◆ **Objective**: Would you repeat the listing exactly but omit every picture?

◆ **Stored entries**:

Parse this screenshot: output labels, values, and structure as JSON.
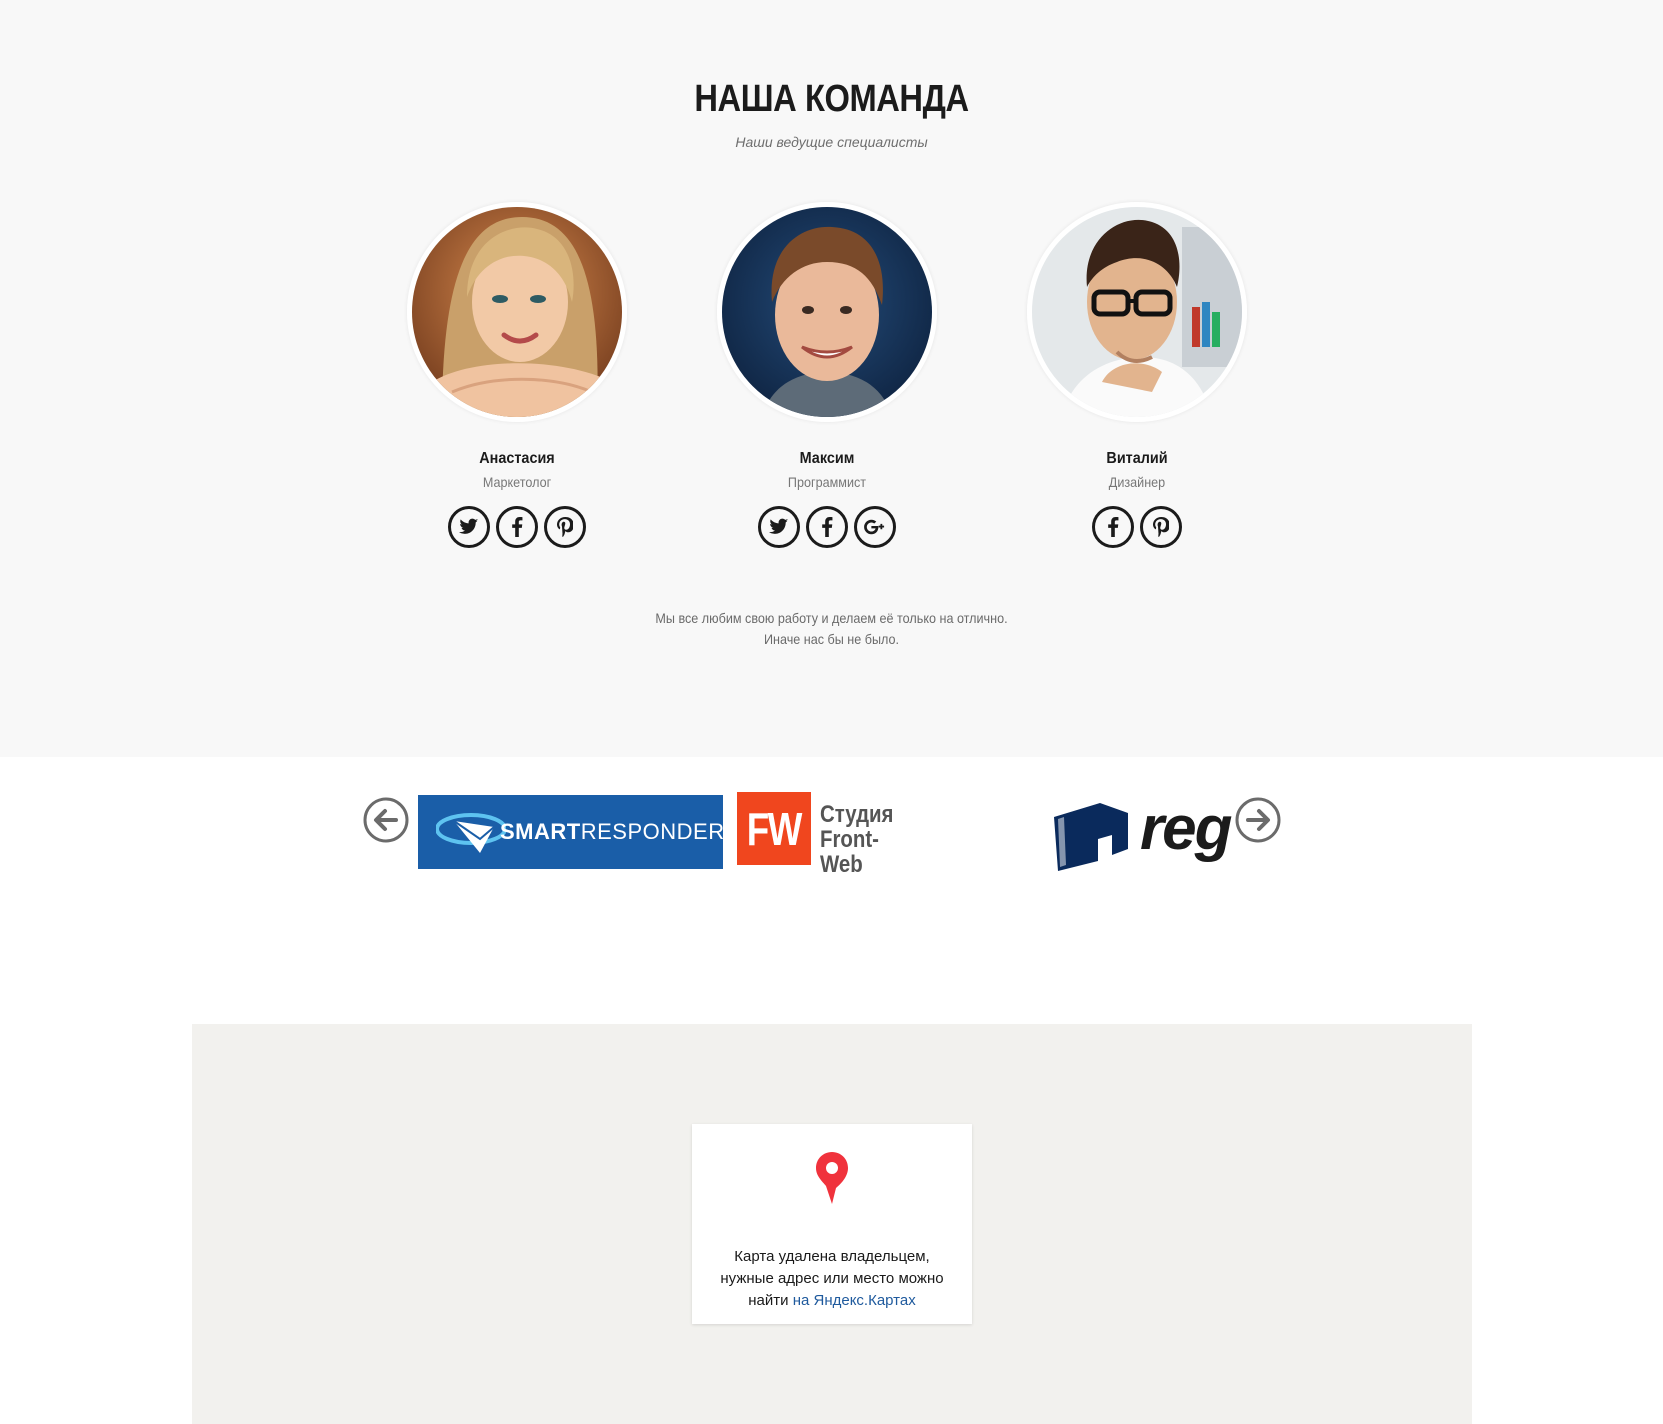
{
  "team": {
    "title": "НАША КОМАНДА",
    "subtitle": "Наши ведущие специалисты",
    "members": [
      {
        "name": "Анастасия",
        "role": "Маркетолог",
        "socials": [
          "twitter-icon",
          "facebook-icon",
          "pinterest-icon"
        ]
      },
      {
        "name": "Максим",
        "role": "Программист",
        "socials": [
          "twitter-icon",
          "facebook-icon",
          "google-plus-icon"
        ]
      },
      {
        "name": "Виталий",
        "role": "Дизайнер",
        "socials": [
          "facebook-icon",
          "pinterest-icon"
        ]
      }
    ],
    "note_line1": "Мы все любим свою работу и делаем её только на отлично.",
    "note_line2": "Иначе нас бы не было."
  },
  "partners": {
    "logos": [
      {
        "name": "smartresponder-logo",
        "text_a": "SMART",
        "text_b": "RESPONDER",
        "color": "#1a5ea8"
      },
      {
        "name": "front-web-logo",
        "mark": "FW",
        "line1": "Студия",
        "line2": "Front-Web",
        "color": "#f0461e"
      },
      {
        "name": "reg-logo",
        "text": "reg",
        "color": "#0a2a5c"
      }
    ]
  },
  "map": {
    "line1": "Карта удалена владельцем,",
    "line2": "нужные адрес или место можно",
    "line3_prefix": "найти ",
    "link": "на Яндекс.Картах",
    "pin_color": "#f0323c"
  }
}
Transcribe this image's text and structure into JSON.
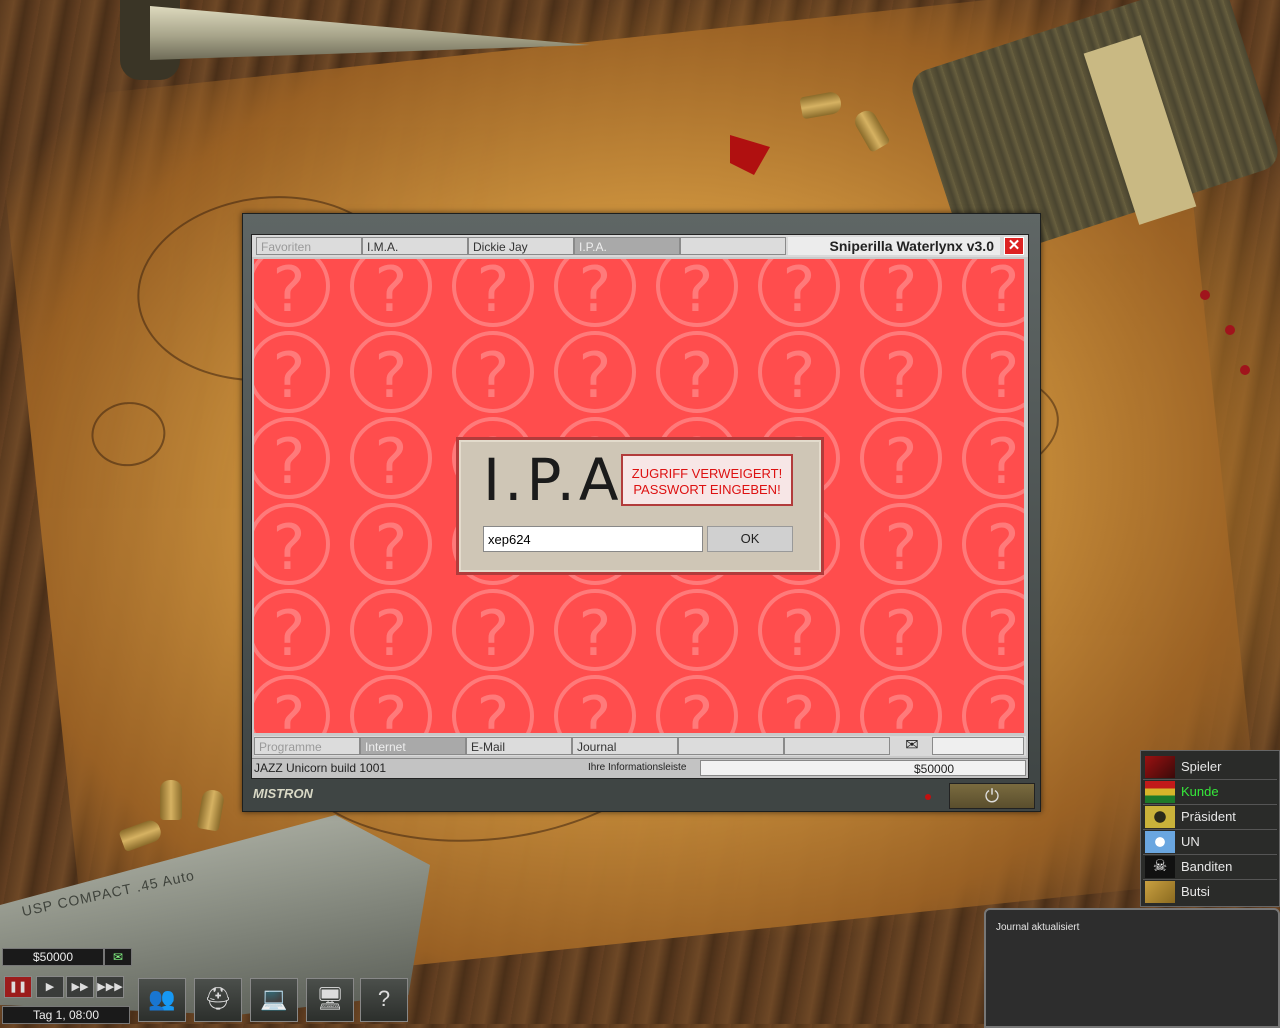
{
  "window": {
    "title": "Sniperilla Waterlynx v3.0",
    "close_symbol": "✕",
    "top_tabs": [
      {
        "label": "Favoriten"
      },
      {
        "label": "I.M.A."
      },
      {
        "label": "Dickie Jay"
      },
      {
        "label": "I.P.A."
      },
      {
        "label": ""
      }
    ],
    "bottom_tabs": [
      {
        "label": "Programme"
      },
      {
        "label": "Internet"
      },
      {
        "label": "E-Mail"
      },
      {
        "label": "Journal"
      },
      {
        "label": ""
      },
      {
        "label": ""
      }
    ],
    "mail_symbol": "✉",
    "build": "JAZZ Unicorn build 1001",
    "info_label": "Ihre Informationsleiste",
    "money": "$50000",
    "brand": "MISTRON",
    "power_symbol": "⏻"
  },
  "login": {
    "logo": "I.P.A.",
    "message_line1": "ZUGRIFF VERWEIGERT!",
    "message_line2": "PASSWORT EINGEBEN!",
    "password_value": "xep624",
    "ok_label": "OK",
    "question_mark": "?"
  },
  "factions": [
    {
      "label": "Spieler"
    },
    {
      "label": "Kunde"
    },
    {
      "label": "Präsident"
    },
    {
      "label": "UN"
    },
    {
      "label": "Banditen"
    },
    {
      "label": "Butsi"
    }
  ],
  "journal": {
    "message": "Journal aktualisiert"
  },
  "hud": {
    "cash": "$50000",
    "mail_symbol": "✉",
    "date": "Tag 1, 08:00",
    "help_symbol": "?"
  },
  "background": {
    "gun_text": "USP COMPACT .45 Auto"
  },
  "colors": {
    "content_red": "#ff4d4d",
    "error_text": "#dd1111",
    "highlight_green": "#35e83a"
  }
}
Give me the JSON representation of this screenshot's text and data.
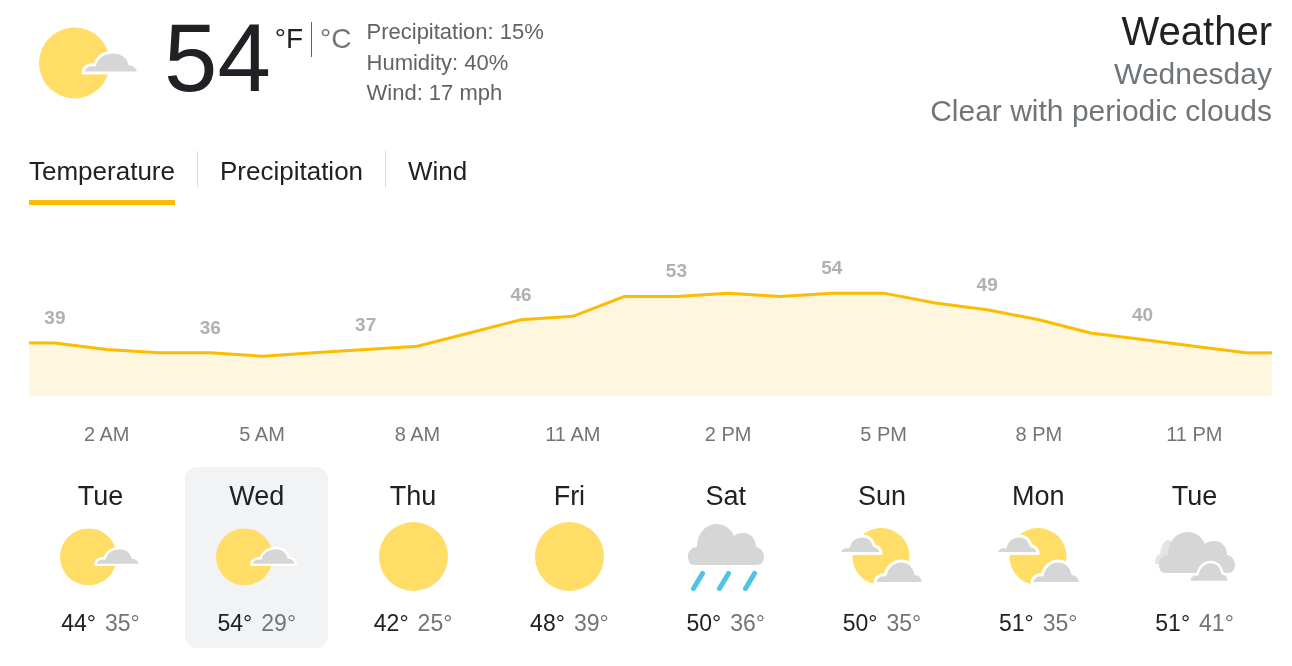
{
  "current": {
    "temperature": "54",
    "units": [
      {
        "label": "°F",
        "selected": true
      },
      {
        "label": "°C",
        "selected": false
      }
    ],
    "details": [
      "Precipitation: 15%",
      "Humidity: 40%",
      "Wind: 17 mph"
    ]
  },
  "summary": {
    "title": "Weather",
    "day": "Wednesday",
    "condition": "Clear with periodic clouds"
  },
  "tabs": [
    {
      "label": "Temperature",
      "selected": true
    },
    {
      "label": "Precipitation",
      "selected": false
    },
    {
      "label": "Wind",
      "selected": false
    }
  ],
  "hourly": {
    "chart_data": {
      "type": "area",
      "color": "#fbbc04",
      "categories": [
        null,
        "2 AM",
        null,
        null,
        "5 AM",
        null,
        null,
        "8 AM",
        null,
        null,
        "11 AM",
        null,
        null,
        "2 PM",
        null,
        null,
        "5 PM",
        null,
        null,
        "8 PM",
        null,
        null,
        "11 PM",
        null
      ],
      "values": [
        39,
        37,
        36,
        36,
        35,
        36,
        37,
        38,
        42,
        46,
        47,
        53,
        53,
        54,
        53,
        54,
        54,
        51,
        49,
        46,
        42,
        40,
        38,
        36
      ],
      "value_labels": [
        "39",
        null,
        null,
        "36",
        null,
        null,
        "37",
        null,
        null,
        "46",
        null,
        null,
        "53",
        null,
        null,
        "54",
        null,
        null,
        "49",
        null,
        null,
        "40",
        null,
        null
      ],
      "tick_labels": "x"
    }
  },
  "days": [
    {
      "day": "Tue",
      "kind": "suncloud",
      "high": "44°",
      "low": "35°",
      "selected": false
    },
    {
      "day": "Wed",
      "kind": "suncloud",
      "high": "54°",
      "low": "29°",
      "selected": true
    },
    {
      "day": "Thu",
      "kind": "sun",
      "high": "42°",
      "low": "25°",
      "selected": false
    },
    {
      "day": "Fri",
      "kind": "sun",
      "high": "48°",
      "low": "39°",
      "selected": false
    },
    {
      "day": "Sat",
      "kind": "rain",
      "high": "50°",
      "low": "36°",
      "selected": false
    },
    {
      "day": "Sun",
      "kind": "cloudsun",
      "high": "50°",
      "low": "35°",
      "selected": false
    },
    {
      "day": "Mon",
      "kind": "cloudsun",
      "high": "51°",
      "low": "35°",
      "selected": false
    },
    {
      "day": "Tue",
      "kind": "clouds",
      "high": "51°",
      "low": "41°",
      "selected": false
    }
  ]
}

◆ **Response for this exercise**:
Parse this screenshot: output labels, values, and structure as JSON.
{
  "team": {
    "title": "НАША КОМАНДА",
    "subtitle": "Наши ведущие специалисты",
    "members": [
      {
        "name": "Анастасия",
        "role": "Маркетолог",
        "socials": [
          "twitter-icon",
          "facebook-icon",
          "pinterest-icon"
        ]
      },
      {
        "name": "Максим",
        "role": "Программист",
        "socials": [
          "twitter-icon",
          "facebook-icon",
          "google-plus-icon"
        ]
      },
      {
        "name": "Виталий",
        "role": "Дизайнер",
        "socials": [
          "facebook-icon",
          "pinterest-icon"
        ]
      }
    ],
    "note_line1": "Мы все любим свою работу и делаем её только на отлично.",
    "note_line2": "Иначе нас бы не было."
  },
  "partners": {
    "logos": [
      {
        "name": "smartresponder-logo",
        "text_a": "SMART",
        "text_b": "RESPONDER",
        "color": "#1a5ea8"
      },
      {
        "name": "front-web-logo",
        "mark": "FW",
        "line1": "Студия",
        "line2": "Front-Web",
        "color": "#f0461e"
      },
      {
        "name": "reg-logo",
        "text": "reg",
        "color": "#0a2a5c"
      }
    ]
  },
  "map": {
    "line1": "Карта удалена владельцем,",
    "line2": "нужные адрес или место можно",
    "line3_prefix": "найти ",
    "link": "на Яндекс.Картах",
    "pin_color": "#f0323c"
  }
}
Transcribe this image's text and structure into JSON.
{
  "window": {
    "title": "Sniperilla Waterlynx v3.0",
    "close_symbol": "✕",
    "top_tabs": [
      {
        "label": "Favoriten"
      },
      {
        "label": "I.M.A."
      },
      {
        "label": "Dickie Jay"
      },
      {
        "label": "I.P.A."
      },
      {
        "label": ""
      }
    ],
    "bottom_tabs": [
      {
        "label": "Programme"
      },
      {
        "label": "Internet"
      },
      {
        "label": "E-Mail"
      },
      {
        "label": "Journal"
      },
      {
        "label": ""
      },
      {
        "label": ""
      }
    ],
    "mail_symbol": "✉",
    "build": "JAZZ Unicorn build 1001",
    "info_label": "Ihre Informationsleiste",
    "money": "$50000",
    "brand": "MISTRON",
    "power_symbol": "⏻"
  },
  "login": {
    "logo": "I.P.A.",
    "message_line1": "ZUGRIFF VERWEIGERT!",
    "message_line2": "PASSWORT EINGEBEN!",
    "password_value": "xep624",
    "ok_label": "OK",
    "question_mark": "?"
  },
  "factions": [
    {
      "label": "Spieler"
    },
    {
      "label": "Kunde"
    },
    {
      "label": "Präsident"
    },
    {
      "label": "UN"
    },
    {
      "label": "Banditen"
    },
    {
      "label": "Butsi"
    }
  ],
  "journal": {
    "message": "Journal aktualisiert"
  },
  "hud": {
    "cash": "$50000",
    "mail_symbol": "✉",
    "date": "Tag 1, 08:00",
    "help_symbol": "?"
  },
  "background": {
    "gun_text": "USP COMPACT .45 Auto"
  },
  "colors": {
    "content_red": "#ff4d4d",
    "error_text": "#dd1111",
    "highlight_green": "#35e83a"
  }
}
Give me the JSON representation of this screenshot's text and data.
{
  "current": {
    "temperature": "54",
    "units": [
      {
        "label": "°F",
        "selected": true
      },
      {
        "label": "°C",
        "selected": false
      }
    ],
    "details": [
      "Precipitation: 15%",
      "Humidity: 40%",
      "Wind: 17 mph"
    ]
  },
  "summary": {
    "title": "Weather",
    "day": "Wednesday",
    "condition": "Clear with periodic clouds"
  },
  "tabs": [
    {
      "label": "Temperature",
      "selected": true
    },
    {
      "label": "Precipitation",
      "selected": false
    },
    {
      "label": "Wind",
      "selected": false
    }
  ],
  "hourly": {
    "chart_data": {
      "type": "area",
      "color": "#fbbc04",
      "categories": [
        null,
        "2 AM",
        null,
        null,
        "5 AM",
        null,
        null,
        "8 AM",
        null,
        null,
        "11 AM",
        null,
        null,
        "2 PM",
        null,
        null,
        "5 PM",
        null,
        null,
        "8 PM",
        null,
        null,
        "11 PM",
        null
      ],
      "values": [
        39,
        37,
        36,
        36,
        35,
        36,
        37,
        38,
        42,
        46,
        47,
        53,
        53,
        54,
        53,
        54,
        54,
        51,
        49,
        46,
        42,
        40,
        38,
        36
      ],
      "value_labels": [
        "39",
        null,
        null,
        "36",
        null,
        null,
        "37",
        null,
        null,
        "46",
        null,
        null,
        "53",
        null,
        null,
        "54",
        null,
        null,
        "49",
        null,
        null,
        "40",
        null,
        null
      ],
      "tick_labels": "x"
    }
  },
  "days": [
    {
      "day": "Tue",
      "kind": "suncloud",
      "high": "44°",
      "low": "35°",
      "selected": false
    },
    {
      "day": "Wed",
      "kind": "suncloud",
      "high": "54°",
      "low": "29°",
      "selected": true
    },
    {
      "day": "Thu",
      "kind": "sun",
      "high": "42°",
      "low": "25°",
      "selected": false
    },
    {
      "day": "Fri",
      "kind": "sun",
      "high": "48°",
      "low": "39°",
      "selected": false
    },
    {
      "day": "Sat",
      "kind": "rain",
      "high": "50°",
      "low": "36°",
      "selected": false
    },
    {
      "day": "Sun",
      "kind": "cloudsun",
      "high": "50°",
      "low": "35°",
      "selected": false
    },
    {
      "day": "Mon",
      "kind": "cloudsun",
      "high": "51°",
      "low": "35°",
      "selected": false
    },
    {
      "day": "Tue",
      "kind": "clouds",
      "high": "51°",
      "low": "41°",
      "selected": false
    }
  ]
}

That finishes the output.